Return, unchanged and character for character, the rows that begin at the start and end with the line containing "divider — [967, 16, 968, 48]", including both ends.

** START OF MATERIAL SUPPLIED **

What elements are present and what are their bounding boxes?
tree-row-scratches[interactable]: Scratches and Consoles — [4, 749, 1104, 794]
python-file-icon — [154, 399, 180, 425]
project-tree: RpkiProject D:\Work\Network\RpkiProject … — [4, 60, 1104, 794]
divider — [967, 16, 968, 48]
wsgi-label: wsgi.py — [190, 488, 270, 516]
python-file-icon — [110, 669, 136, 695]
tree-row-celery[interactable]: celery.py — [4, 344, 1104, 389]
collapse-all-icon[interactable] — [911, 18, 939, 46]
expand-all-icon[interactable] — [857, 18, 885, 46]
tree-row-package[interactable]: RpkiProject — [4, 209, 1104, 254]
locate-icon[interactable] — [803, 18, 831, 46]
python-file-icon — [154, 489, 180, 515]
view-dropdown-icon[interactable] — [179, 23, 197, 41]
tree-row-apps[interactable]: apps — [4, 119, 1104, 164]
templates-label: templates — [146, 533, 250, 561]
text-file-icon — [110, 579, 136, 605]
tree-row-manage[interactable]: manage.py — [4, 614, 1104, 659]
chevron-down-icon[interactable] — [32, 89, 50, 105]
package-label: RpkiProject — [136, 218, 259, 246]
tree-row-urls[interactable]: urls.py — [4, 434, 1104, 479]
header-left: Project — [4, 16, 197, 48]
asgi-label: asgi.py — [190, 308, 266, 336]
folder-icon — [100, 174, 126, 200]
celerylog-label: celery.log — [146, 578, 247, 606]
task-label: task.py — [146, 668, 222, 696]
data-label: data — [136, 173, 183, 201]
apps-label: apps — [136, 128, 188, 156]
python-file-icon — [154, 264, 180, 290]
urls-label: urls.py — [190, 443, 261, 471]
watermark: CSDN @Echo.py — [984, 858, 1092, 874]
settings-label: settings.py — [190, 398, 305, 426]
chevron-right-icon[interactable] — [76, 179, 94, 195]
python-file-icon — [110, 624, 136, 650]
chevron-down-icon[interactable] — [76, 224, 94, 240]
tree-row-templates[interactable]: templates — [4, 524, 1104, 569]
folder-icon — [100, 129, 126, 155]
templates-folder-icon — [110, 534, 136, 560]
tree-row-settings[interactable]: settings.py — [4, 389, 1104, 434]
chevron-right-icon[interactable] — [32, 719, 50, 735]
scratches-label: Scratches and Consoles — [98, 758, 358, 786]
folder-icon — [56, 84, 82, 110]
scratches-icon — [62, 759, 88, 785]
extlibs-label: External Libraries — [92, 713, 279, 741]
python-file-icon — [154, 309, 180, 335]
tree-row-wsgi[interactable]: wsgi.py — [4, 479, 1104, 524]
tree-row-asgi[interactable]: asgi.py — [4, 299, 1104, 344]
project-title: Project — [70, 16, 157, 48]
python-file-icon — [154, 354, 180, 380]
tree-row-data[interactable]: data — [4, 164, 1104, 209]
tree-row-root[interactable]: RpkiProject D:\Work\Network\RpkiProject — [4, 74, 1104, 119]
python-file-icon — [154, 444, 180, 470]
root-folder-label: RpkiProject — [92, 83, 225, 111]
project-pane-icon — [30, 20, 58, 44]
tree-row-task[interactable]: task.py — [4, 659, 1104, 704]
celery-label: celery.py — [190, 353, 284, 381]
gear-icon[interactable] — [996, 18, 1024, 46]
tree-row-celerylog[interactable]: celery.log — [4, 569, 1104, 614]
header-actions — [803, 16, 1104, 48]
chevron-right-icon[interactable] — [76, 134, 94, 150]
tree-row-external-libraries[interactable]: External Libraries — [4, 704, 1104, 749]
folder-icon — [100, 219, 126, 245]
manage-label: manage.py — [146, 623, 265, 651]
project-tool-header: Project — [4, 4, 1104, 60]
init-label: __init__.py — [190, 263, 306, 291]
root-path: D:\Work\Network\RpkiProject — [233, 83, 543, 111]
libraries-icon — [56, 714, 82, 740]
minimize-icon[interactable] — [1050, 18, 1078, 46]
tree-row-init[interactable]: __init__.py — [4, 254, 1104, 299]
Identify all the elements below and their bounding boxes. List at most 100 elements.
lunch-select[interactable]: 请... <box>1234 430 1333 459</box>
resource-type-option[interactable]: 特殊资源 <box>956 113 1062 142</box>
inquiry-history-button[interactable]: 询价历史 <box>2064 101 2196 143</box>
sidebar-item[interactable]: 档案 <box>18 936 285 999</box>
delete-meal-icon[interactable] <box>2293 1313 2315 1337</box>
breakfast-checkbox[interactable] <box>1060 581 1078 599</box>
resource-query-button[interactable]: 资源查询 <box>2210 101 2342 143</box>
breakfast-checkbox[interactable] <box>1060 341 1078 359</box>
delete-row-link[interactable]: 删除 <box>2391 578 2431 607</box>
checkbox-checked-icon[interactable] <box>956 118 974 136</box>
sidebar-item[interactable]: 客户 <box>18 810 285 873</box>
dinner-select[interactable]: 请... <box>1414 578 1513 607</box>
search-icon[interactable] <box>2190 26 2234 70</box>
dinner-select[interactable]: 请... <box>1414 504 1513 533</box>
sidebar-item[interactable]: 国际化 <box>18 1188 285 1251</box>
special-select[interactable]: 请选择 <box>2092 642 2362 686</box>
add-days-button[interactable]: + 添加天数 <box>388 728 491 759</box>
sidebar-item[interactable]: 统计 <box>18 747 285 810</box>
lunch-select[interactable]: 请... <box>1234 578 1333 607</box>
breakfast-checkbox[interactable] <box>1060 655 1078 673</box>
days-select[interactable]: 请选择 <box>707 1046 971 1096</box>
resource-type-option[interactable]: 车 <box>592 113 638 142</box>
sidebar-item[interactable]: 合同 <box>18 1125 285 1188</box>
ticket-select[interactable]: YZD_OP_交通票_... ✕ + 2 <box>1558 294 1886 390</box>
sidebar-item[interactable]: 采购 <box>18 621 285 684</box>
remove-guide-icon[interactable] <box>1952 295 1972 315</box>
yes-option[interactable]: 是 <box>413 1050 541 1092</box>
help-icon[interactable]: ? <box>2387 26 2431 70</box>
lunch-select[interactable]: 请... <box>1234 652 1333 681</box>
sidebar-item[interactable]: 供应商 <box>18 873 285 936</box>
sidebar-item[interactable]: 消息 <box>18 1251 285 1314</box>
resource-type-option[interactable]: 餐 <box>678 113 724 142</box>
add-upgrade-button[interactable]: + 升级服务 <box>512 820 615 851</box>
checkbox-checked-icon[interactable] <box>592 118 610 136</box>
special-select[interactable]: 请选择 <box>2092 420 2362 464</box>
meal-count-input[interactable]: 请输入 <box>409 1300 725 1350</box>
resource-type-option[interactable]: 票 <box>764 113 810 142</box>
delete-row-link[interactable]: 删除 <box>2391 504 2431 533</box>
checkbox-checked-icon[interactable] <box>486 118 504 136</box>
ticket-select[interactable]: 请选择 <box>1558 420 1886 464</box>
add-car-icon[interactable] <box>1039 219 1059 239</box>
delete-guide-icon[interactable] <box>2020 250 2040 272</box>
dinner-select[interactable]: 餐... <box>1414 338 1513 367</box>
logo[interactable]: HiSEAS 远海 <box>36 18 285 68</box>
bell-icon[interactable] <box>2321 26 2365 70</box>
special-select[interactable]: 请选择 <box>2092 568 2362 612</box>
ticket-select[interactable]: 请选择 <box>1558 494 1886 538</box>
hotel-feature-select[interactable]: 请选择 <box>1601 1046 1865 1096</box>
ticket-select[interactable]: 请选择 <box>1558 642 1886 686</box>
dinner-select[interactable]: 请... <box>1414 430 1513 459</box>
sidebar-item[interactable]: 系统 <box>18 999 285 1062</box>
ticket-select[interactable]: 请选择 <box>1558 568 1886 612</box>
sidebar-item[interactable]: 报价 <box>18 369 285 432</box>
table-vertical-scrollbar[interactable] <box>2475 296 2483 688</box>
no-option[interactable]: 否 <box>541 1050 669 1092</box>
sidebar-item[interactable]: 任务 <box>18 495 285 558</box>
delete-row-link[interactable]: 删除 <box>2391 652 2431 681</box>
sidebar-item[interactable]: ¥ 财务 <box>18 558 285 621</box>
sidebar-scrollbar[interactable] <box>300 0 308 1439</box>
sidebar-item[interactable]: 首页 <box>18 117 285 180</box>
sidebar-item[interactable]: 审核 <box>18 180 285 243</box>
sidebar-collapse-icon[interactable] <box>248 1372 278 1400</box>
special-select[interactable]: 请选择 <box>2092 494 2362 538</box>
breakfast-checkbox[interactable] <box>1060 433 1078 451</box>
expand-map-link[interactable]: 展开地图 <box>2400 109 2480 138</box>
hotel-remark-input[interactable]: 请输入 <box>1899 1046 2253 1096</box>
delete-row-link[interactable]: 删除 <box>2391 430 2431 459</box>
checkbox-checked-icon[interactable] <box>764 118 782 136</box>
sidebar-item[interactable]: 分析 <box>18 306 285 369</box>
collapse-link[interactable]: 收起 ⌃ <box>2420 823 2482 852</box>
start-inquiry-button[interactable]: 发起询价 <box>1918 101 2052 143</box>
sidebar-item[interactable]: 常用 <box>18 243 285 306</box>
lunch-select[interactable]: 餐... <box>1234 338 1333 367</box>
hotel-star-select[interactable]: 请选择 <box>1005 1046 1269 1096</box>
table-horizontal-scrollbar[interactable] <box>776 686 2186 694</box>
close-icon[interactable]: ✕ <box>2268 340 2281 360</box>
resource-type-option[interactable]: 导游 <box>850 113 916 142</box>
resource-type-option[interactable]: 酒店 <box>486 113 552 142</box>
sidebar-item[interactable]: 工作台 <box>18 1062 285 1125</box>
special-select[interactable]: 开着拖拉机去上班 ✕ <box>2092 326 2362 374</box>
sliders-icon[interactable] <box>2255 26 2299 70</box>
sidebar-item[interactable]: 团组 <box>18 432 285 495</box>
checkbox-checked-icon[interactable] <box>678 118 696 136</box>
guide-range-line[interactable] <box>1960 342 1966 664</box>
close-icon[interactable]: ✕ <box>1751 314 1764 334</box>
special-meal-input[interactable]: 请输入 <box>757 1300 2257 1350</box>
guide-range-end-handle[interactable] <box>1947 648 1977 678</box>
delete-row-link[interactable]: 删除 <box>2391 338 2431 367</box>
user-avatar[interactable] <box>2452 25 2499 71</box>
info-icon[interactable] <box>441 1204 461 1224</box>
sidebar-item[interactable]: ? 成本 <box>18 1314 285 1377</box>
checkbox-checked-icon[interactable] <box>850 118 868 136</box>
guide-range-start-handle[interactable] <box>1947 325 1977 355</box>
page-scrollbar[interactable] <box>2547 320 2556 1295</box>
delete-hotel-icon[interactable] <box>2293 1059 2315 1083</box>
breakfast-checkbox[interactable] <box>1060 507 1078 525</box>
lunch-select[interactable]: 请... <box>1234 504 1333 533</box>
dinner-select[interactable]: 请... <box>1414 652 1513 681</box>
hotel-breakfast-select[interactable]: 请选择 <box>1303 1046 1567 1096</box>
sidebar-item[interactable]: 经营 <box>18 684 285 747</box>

** END OF MATERIAL SUPPLIED **

THE ANSWER:
What elements are present and what are their bounding boxes?
tree-row-scratches[interactable]: Scratches and Consoles — [4, 749, 1104, 794]
python-file-icon — [154, 399, 180, 425]
project-tree: RpkiProject D:\Work\Network\RpkiProject … — [4, 60, 1104, 794]
divider — [967, 16, 968, 48]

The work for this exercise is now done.